Data for this task
+ + + + +

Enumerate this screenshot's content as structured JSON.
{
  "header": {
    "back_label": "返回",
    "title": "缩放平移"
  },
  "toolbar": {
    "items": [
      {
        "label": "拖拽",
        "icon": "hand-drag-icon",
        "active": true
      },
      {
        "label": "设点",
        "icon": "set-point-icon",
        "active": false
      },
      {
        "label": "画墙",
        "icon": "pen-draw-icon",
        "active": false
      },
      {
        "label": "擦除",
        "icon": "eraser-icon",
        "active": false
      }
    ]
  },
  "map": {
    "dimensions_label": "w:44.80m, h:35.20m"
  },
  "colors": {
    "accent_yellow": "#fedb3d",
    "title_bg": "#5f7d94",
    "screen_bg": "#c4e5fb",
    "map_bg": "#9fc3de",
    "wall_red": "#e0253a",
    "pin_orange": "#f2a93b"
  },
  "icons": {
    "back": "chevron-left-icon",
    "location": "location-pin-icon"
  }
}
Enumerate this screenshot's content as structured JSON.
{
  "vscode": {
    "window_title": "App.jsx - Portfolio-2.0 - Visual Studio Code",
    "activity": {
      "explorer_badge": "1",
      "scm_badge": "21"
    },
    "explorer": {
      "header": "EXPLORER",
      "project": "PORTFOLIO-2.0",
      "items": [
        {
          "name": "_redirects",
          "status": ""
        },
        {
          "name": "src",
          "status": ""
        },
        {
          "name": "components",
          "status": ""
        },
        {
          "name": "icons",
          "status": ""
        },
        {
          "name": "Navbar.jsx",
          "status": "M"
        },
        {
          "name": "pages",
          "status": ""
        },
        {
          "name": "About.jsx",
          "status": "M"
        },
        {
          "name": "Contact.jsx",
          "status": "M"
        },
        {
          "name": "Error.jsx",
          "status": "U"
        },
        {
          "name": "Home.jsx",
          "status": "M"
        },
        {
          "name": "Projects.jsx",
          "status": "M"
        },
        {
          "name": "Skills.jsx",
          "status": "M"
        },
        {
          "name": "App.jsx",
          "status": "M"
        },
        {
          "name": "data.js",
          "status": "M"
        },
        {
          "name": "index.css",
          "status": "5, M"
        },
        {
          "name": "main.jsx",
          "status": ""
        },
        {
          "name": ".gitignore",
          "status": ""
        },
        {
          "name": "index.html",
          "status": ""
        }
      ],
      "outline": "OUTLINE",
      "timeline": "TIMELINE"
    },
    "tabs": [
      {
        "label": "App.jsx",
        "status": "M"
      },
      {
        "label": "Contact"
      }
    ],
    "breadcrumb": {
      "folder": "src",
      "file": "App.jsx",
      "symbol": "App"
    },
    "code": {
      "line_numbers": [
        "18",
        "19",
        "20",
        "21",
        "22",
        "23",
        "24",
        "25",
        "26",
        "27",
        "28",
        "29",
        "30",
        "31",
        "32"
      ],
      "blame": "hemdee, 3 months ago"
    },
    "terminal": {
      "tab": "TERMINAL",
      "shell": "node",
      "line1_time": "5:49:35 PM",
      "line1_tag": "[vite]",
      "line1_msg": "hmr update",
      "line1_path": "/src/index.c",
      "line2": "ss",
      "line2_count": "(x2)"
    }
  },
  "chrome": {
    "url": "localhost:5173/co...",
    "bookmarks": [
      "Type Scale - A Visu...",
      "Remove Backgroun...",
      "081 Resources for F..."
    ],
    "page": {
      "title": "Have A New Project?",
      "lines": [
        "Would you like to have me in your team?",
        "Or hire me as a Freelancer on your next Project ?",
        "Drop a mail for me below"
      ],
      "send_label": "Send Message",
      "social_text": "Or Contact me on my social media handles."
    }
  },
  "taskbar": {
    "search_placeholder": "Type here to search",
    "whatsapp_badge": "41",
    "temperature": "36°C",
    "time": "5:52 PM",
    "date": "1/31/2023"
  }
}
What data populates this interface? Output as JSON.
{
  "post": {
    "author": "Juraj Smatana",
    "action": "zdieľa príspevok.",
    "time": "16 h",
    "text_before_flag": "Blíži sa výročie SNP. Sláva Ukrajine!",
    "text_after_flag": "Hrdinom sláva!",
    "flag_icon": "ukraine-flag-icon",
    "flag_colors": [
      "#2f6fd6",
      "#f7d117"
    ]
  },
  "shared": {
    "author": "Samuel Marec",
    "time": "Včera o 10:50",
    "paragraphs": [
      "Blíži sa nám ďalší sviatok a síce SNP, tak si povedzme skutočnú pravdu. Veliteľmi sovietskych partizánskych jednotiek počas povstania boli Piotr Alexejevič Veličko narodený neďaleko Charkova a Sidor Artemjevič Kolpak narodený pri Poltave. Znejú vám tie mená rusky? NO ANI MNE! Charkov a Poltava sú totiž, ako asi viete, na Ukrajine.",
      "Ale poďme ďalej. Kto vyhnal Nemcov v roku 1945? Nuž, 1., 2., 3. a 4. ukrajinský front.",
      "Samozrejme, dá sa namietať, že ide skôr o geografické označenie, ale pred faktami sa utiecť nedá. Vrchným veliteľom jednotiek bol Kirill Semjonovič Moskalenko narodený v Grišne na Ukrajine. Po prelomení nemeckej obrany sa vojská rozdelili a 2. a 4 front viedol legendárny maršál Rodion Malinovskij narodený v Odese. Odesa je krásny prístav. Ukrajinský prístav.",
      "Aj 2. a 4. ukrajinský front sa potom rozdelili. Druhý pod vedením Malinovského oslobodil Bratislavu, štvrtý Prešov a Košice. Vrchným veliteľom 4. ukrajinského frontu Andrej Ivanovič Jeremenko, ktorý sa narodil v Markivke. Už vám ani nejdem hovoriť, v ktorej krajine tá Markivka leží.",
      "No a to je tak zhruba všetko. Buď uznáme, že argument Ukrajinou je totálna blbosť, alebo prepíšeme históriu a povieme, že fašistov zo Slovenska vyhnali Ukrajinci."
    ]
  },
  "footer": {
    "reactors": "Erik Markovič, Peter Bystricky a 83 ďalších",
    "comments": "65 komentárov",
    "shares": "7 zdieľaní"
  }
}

+ + + + +

Reproduce each entry exactly, leaving out nothing.

Solution
Enumerate this screenshot's content as structured JSON.
{
  "header": {
    "back_label": "返回",
    "title": "缩放平移"
  },
  "toolbar": {
    "items": [
      {
        "label": "拖拽",
        "icon": "hand-drag-icon",
        "active": true
      },
      {
        "label": "设点",
        "icon": "set-point-icon",
        "active": false
      },
      {
        "label": "画墙",
        "icon": "pen-draw-icon",
        "active": false
      },
      {
        "label": "擦除",
        "icon": "eraser-icon",
        "active": false
      }
    ]
  },
  "map": {
    "dimensions_label": "w:44.80m, h:35.20m"
  },
  "colors": {
    "accent_yellow": "#fedb3d",
    "title_bg": "#5f7d94",
    "screen_bg": "#c4e5fb",
    "map_bg": "#9fc3de",
    "wall_red": "#e0253a",
    "pin_orange": "#f2a93b"
  },
  "icons": {
    "back": "chevron-left-icon",
    "location": "location-pin-icon"
  }
}
Enumerate this screenshot's content as structured JSON.
{
  "vscode": {
    "window_title": "App.jsx - Portfolio-2.0 - Visual Studio Code",
    "activity": {
      "explorer_badge": "1",
      "scm_badge": "21"
    },
    "explorer": {
      "header": "EXPLORER",
      "project": "PORTFOLIO-2.0",
      "items": [
        {
          "name": "_redirects",
          "status": ""
        },
        {
          "name": "src",
          "status": ""
        },
        {
          "name": "components",
          "status": ""
        },
        {
          "name": "icons",
          "status": ""
        },
        {
          "name": "Navbar.jsx",
          "status": "M"
        },
        {
          "name": "pages",
          "status": ""
        },
        {
          "name": "About.jsx",
          "status": "M"
        },
        {
          "name": "Contact.jsx",
          "status": "M"
        },
        {
          "name": "Error.jsx",
          "status": "U"
        },
        {
          "name": "Home.jsx",
          "status": "M"
        },
        {
          "name": "Projects.jsx",
          "status": "M"
        },
        {
          "name": "Skills.jsx",
          "status": "M"
        },
        {
          "name": "App.jsx",
          "status": "M"
        },
        {
          "name": "data.js",
          "status": "M"
        },
        {
          "name": "index.css",
          "status": "5, M"
        },
        {
          "name": "main.jsx",
          "status": ""
        },
        {
          "name": ".gitignore",
          "status": ""
        },
        {
          "name": "index.html",
          "status": ""
        }
      ],
      "outline": "OUTLINE",
      "timeline": "TIMELINE"
    },
    "tabs": [
      {
        "label": "App.jsx",
        "status": "M"
      },
      {
        "label": "Contact"
      }
    ],
    "breadcrumb": {
      "folder": "src",
      "file": "App.jsx",
      "symbol": "App"
    },
    "code": {
      "line_numbers": [
        "18",
        "19",
        "20",
        "21",
        "22",
        "23",
        "24",
        "25",
        "26",
        "27",
        "28",
        "29",
        "30",
        "31",
        "32"
      ],
      "blame": "hemdee, 3 months ago"
    },
    "terminal": {
      "tab": "TERMINAL",
      "shell": "node",
      "line1_time": "5:49:35 PM",
      "line1_tag": "[vite]",
      "line1_msg": "hmr update",
      "line1_path": "/src/index.c",
      "line2": "ss",
      "line2_count": "(x2)"
    }
  },
  "chrome": {
    "url": "localhost:5173/co...",
    "bookmarks": [
      "Type Scale - A Visu...",
      "Remove Backgroun...",
      "081 Resources for F..."
    ],
    "page": {
      "title": "Have A New Project?",
      "lines": [
        "Would you like to have me in your team?",
        "Or hire me as a Freelancer on your next Project ?",
        "Drop a mail for me below"
      ],
      "send_label": "Send Message",
      "social_text": "Or Contact me on my social media handles."
    }
  },
  "taskbar": {
    "search_placeholder": "Type here to search",
    "whatsapp_badge": "41",
    "temperature": "36°C",
    "time": "5:52 PM",
    "date": "1/31/2023"
  }
}
What data populates this interface? Output as JSON.
{
  "post": {
    "author": "Juraj Smatana",
    "action": "zdieľa príspevok.",
    "time": "16 h",
    "text_before_flag": "Blíži sa výročie SNP. Sláva Ukrajine!",
    "text_after_flag": "Hrdinom sláva!",
    "flag_icon": "ukraine-flag-icon",
    "flag_colors": [
      "#2f6fd6",
      "#f7d117"
    ]
  },
  "shared": {
    "author": "Samuel Marec",
    "time": "Včera o 10:50",
    "paragraphs": [
      "Blíži sa nám ďalší sviatok a síce SNP, tak si povedzme skutočnú pravdu. Veliteľmi sovietskych partizánskych jednotiek počas povstania boli Piotr Alexejevič Veličko narodený neďaleko Charkova a Sidor Artemjevič Kolpak narodený pri Poltave. Znejú vám tie mená rusky? NO ANI MNE! Charkov a Poltava sú totiž, ako asi viete, na Ukrajine.",
      "Ale poďme ďalej. Kto vyhnal Nemcov v roku 1945? Nuž, 1., 2., 3. a 4. ukrajinský front.",
      "Samozrejme, dá sa namietať, že ide skôr o geografické označenie, ale pred faktami sa utiecť nedá. Vrchným veliteľom jednotiek bol Kirill Semjonovič Moskalenko narodený v Grišne na Ukrajine. Po prelomení nemeckej obrany sa vojská rozdelili a 2. a 4 front viedol legendárny maršál Rodion Malinovskij narodený v Odese. Odesa je krásny prístav. Ukrajinský prístav.",
      "Aj 2. a 4. ukrajinský front sa potom rozdelili. Druhý pod vedením Malinovského oslobodil Bratislavu, štvrtý Prešov a Košice. Vrchným veliteľom 4. ukrajinského frontu Andrej Ivanovič Jeremenko, ktorý sa narodil v Markivke. Už vám ani nejdem hovoriť, v ktorej krajine tá Markivka leží.",
      "No a to je tak zhruba všetko. Buď uznáme, že argument Ukrajinou je totálna blbosť, alebo prepíšeme históriu a povieme, že fašistov zo Slovenska vyhnali Ukrajinci."
    ]
  },
  "footer": {
    "reactors": "Erik Markovič, Peter Bystricky a 83 ďalších",
    "comments": "65 komentárov",
    "shares": "7 zdieľaní"
  }
}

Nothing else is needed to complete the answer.